Output every line of the material exactly, omitting images.

## RECORD SET:
-------------------------
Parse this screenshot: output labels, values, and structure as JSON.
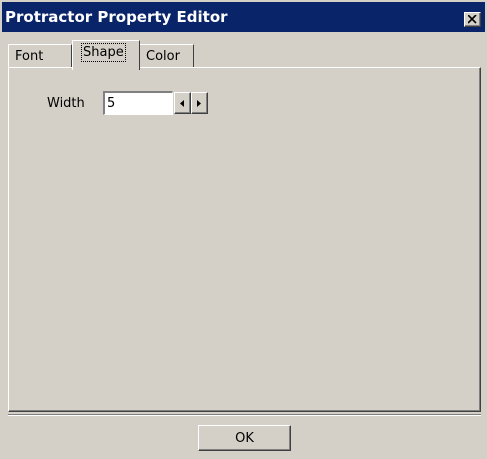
{
  "window": {
    "title": "Protractor Property Editor",
    "close_icon": "close-icon"
  },
  "tabs": [
    {
      "label": "Font",
      "active": false
    },
    {
      "label": "Shape",
      "active": true
    },
    {
      "label": "Color",
      "active": false
    }
  ],
  "shape_panel": {
    "width_label": "Width",
    "width_value": "5",
    "decrement_icon": "left-arrow-icon",
    "increment_icon": "right-arrow-icon"
  },
  "footer": {
    "ok_label": "OK"
  },
  "colors": {
    "titlebar": "#0a246a",
    "face": "#d4d0c8"
  }
}
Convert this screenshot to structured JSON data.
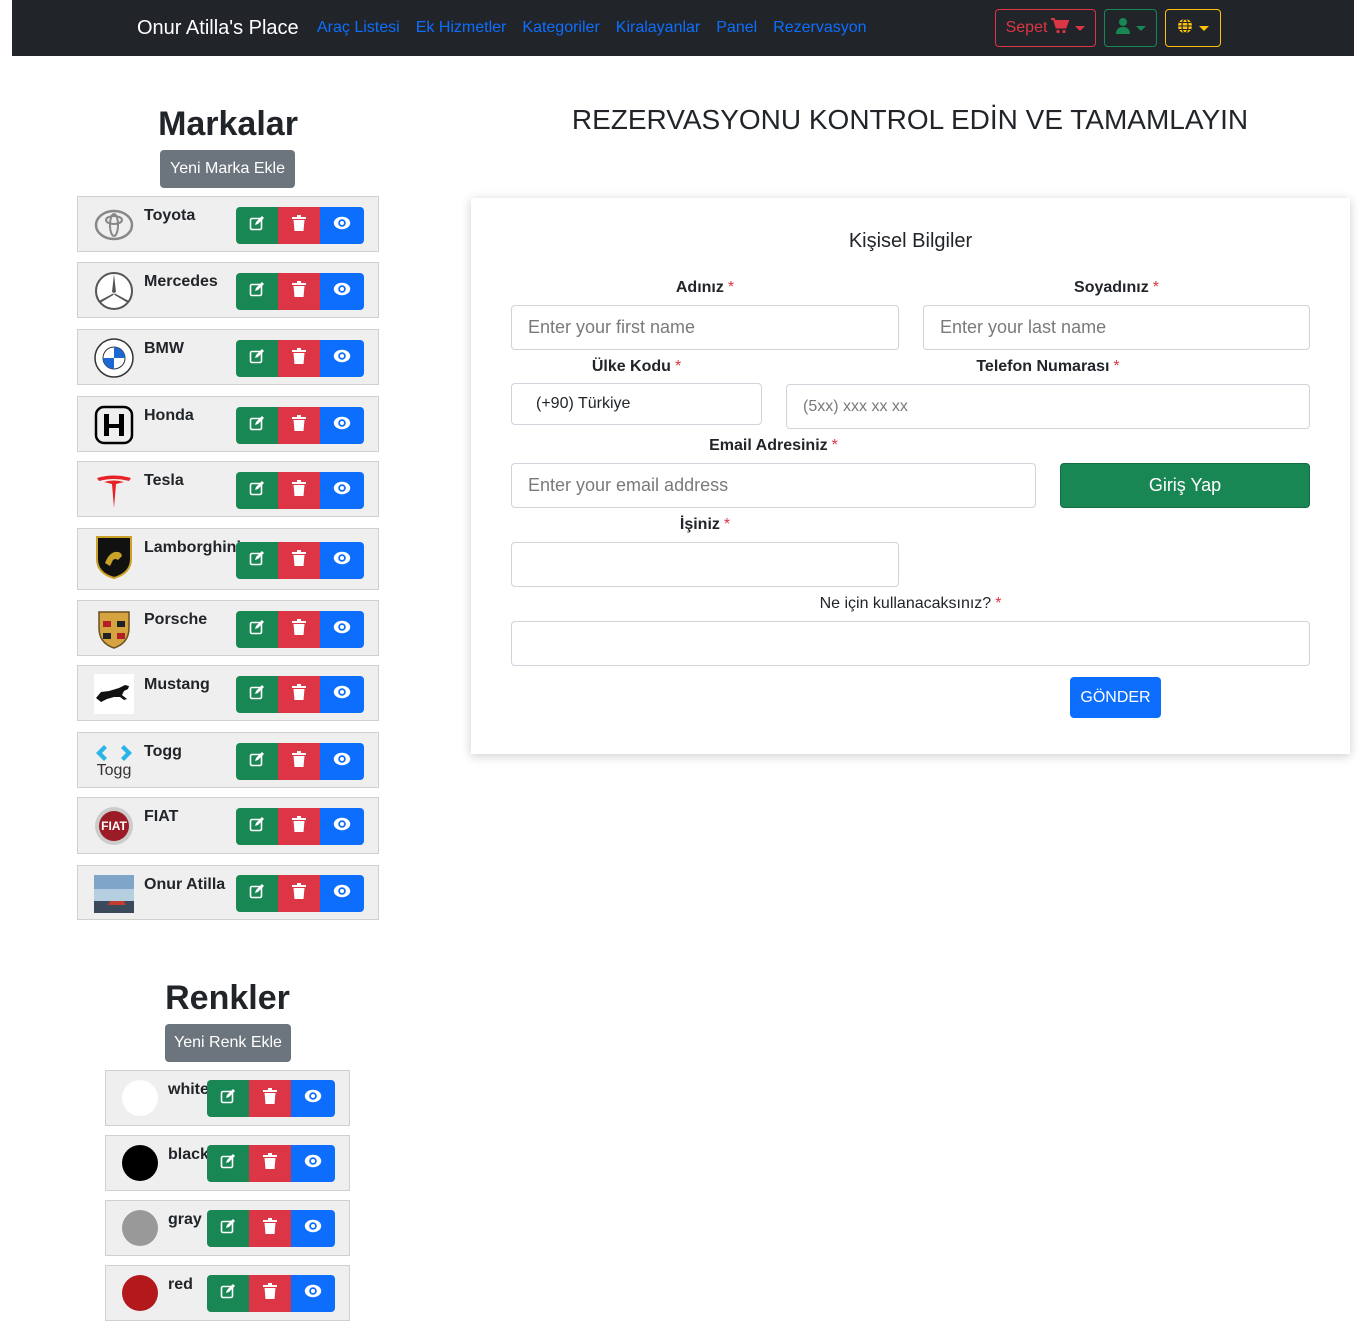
{
  "navbar": {
    "brand": "Onur Atilla's Place",
    "links": [
      "Araç Listesi",
      "Ek Hizmetler",
      "Kategoriler",
      "Kiralayanlar",
      "Panel",
      "Rezervasyon"
    ],
    "cart_label": "Sepet",
    "icons": {
      "cart": "cart-icon",
      "user": "user-icon",
      "lang": "globe-icon"
    },
    "colors": {
      "cart": "#dc3545",
      "user": "#198754",
      "lang": "#ffc107"
    }
  },
  "brands_section": {
    "title": "Markalar",
    "add_button": "Yeni Marka Ekle",
    "items": [
      {
        "name": "Toyota",
        "logo": "toyota-logo"
      },
      {
        "name": "Mercedes",
        "logo": "mercedes-logo"
      },
      {
        "name": "BMW",
        "logo": "bmw-logo"
      },
      {
        "name": "Honda",
        "logo": "honda-logo"
      },
      {
        "name": "Tesla",
        "logo": "tesla-logo"
      },
      {
        "name": "Lamborghini",
        "logo": "lamborghini-logo"
      },
      {
        "name": "Porsche",
        "logo": "porsche-logo"
      },
      {
        "name": "Mustang",
        "logo": "mustang-logo"
      },
      {
        "name": "Togg",
        "logo": "togg-logo",
        "logo_text": "Togg"
      },
      {
        "name": "FIAT",
        "logo": "fiat-logo",
        "logo_text": "FIAT"
      },
      {
        "name": "Onur Atilla",
        "logo": "photo-thumbnail"
      }
    ]
  },
  "colors_section": {
    "title": "Renkler",
    "add_button": "Yeni Renk Ekle",
    "items": [
      {
        "name": "white",
        "swatch": "#ffffff"
      },
      {
        "name": "black",
        "swatch": "#000000"
      },
      {
        "name": "gray",
        "swatch": "#999999"
      },
      {
        "name": "red",
        "swatch": "#b3191c"
      }
    ]
  },
  "actions": {
    "edit_icon": "edit-icon",
    "delete_icon": "trash-icon",
    "view_icon": "eye-icon"
  },
  "reservation": {
    "heading": "REZERVASYONU KONTROL EDİN VE TAMAMLAYIN",
    "subtitle": "Kişisel Bilgiler",
    "required_mark": "*",
    "first_name": {
      "label": "Adınız",
      "placeholder": "Enter your first name"
    },
    "last_name": {
      "label": "Soyadınız",
      "placeholder": "Enter your last name"
    },
    "country_code": {
      "label": "Ülke Kodu",
      "value": "(+90) Türkiye"
    },
    "phone": {
      "label": "Telefon Numarası",
      "placeholder": "(5xx) xxx xx xx"
    },
    "email": {
      "label": "Email Adresiniz",
      "placeholder": "Enter your email address"
    },
    "login_button": "Giriş Yap",
    "job": {
      "label": "İşiniz"
    },
    "purpose": {
      "label": "Ne için kullanacaksınız?"
    },
    "submit_button": "GÖNDER"
  }
}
-------------------------
## WRITTEN ANSWER:
Parse this screenshot: output labels, values, and structure as JSON.
{
  "window": {
    "title": "Protractor Property Editor",
    "close_icon": "close-icon"
  },
  "tabs": [
    {
      "label": "Font",
      "active": false
    },
    {
      "label": "Shape",
      "active": true
    },
    {
      "label": "Color",
      "active": false
    }
  ],
  "shape_panel": {
    "width_label": "Width",
    "width_value": "5",
    "decrement_icon": "left-arrow-icon",
    "increment_icon": "right-arrow-icon"
  },
  "footer": {
    "ok_label": "OK"
  },
  "colors": {
    "titlebar": "#0a246a",
    "face": "#d4d0c8"
  }
}
Convert this screenshot to structured JSON data.
{
  "navbar": {
    "brand": "Onur Atilla's Place",
    "links": [
      "Araç Listesi",
      "Ek Hizmetler",
      "Kategoriler",
      "Kiralayanlar",
      "Panel",
      "Rezervasyon"
    ],
    "cart_label": "Sepet",
    "icons": {
      "cart": "cart-icon",
      "user": "user-icon",
      "lang": "globe-icon"
    },
    "colors": {
      "cart": "#dc3545",
      "user": "#198754",
      "lang": "#ffc107"
    }
  },
  "brands_section": {
    "title": "Markalar",
    "add_button": "Yeni Marka Ekle",
    "items": [
      {
        "name": "Toyota",
        "logo": "toyota-logo"
      },
      {
        "name": "Mercedes",
        "logo": "mercedes-logo"
      },
      {
        "name": "BMW",
        "logo": "bmw-logo"
      },
      {
        "name": "Honda",
        "logo": "honda-logo"
      },
      {
        "name": "Tesla",
        "logo": "tesla-logo"
      },
      {
        "name": "Lamborghini",
        "logo": "lamborghini-logo"
      },
      {
        "name": "Porsche",
        "logo": "porsche-logo"
      },
      {
        "name": "Mustang",
        "logo": "mustang-logo"
      },
      {
        "name": "Togg",
        "logo": "togg-logo",
        "logo_text": "Togg"
      },
      {
        "name": "FIAT",
        "logo": "fiat-logo",
        "logo_text": "FIAT"
      },
      {
        "name": "Onur Atilla",
        "logo": "photo-thumbnail"
      }
    ]
  },
  "colors_section": {
    "title": "Renkler",
    "add_button": "Yeni Renk Ekle",
    "items": [
      {
        "name": "white",
        "swatch": "#ffffff"
      },
      {
        "name": "black",
        "swatch": "#000000"
      },
      {
        "name": "gray",
        "swatch": "#999999"
      },
      {
        "name": "red",
        "swatch": "#b3191c"
      }
    ]
  },
  "actions": {
    "edit_icon": "edit-icon",
    "delete_icon": "trash-icon",
    "view_icon": "eye-icon"
  },
  "reservation": {
    "heading": "REZERVASYONU KONTROL EDİN VE TAMAMLAYIN",
    "subtitle": "Kişisel Bilgiler",
    "required_mark": "*",
    "first_name": {
      "label": "Adınız",
      "placeholder": "Enter your first name"
    },
    "last_name": {
      "label": "Soyadınız",
      "placeholder": "Enter your last name"
    },
    "country_code": {
      "label": "Ülke Kodu",
      "value": "(+90) Türkiye"
    },
    "phone": {
      "label": "Telefon Numarası",
      "placeholder": "(5xx) xxx xx xx"
    },
    "email": {
      "label": "Email Adresiniz",
      "placeholder": "Enter your email address"
    },
    "login_button": "Giriş Yap",
    "job": {
      "label": "İşiniz"
    },
    "purpose": {
      "label": "Ne için kullanacaksınız?"
    },
    "submit_button": "GÖNDER"
  }
}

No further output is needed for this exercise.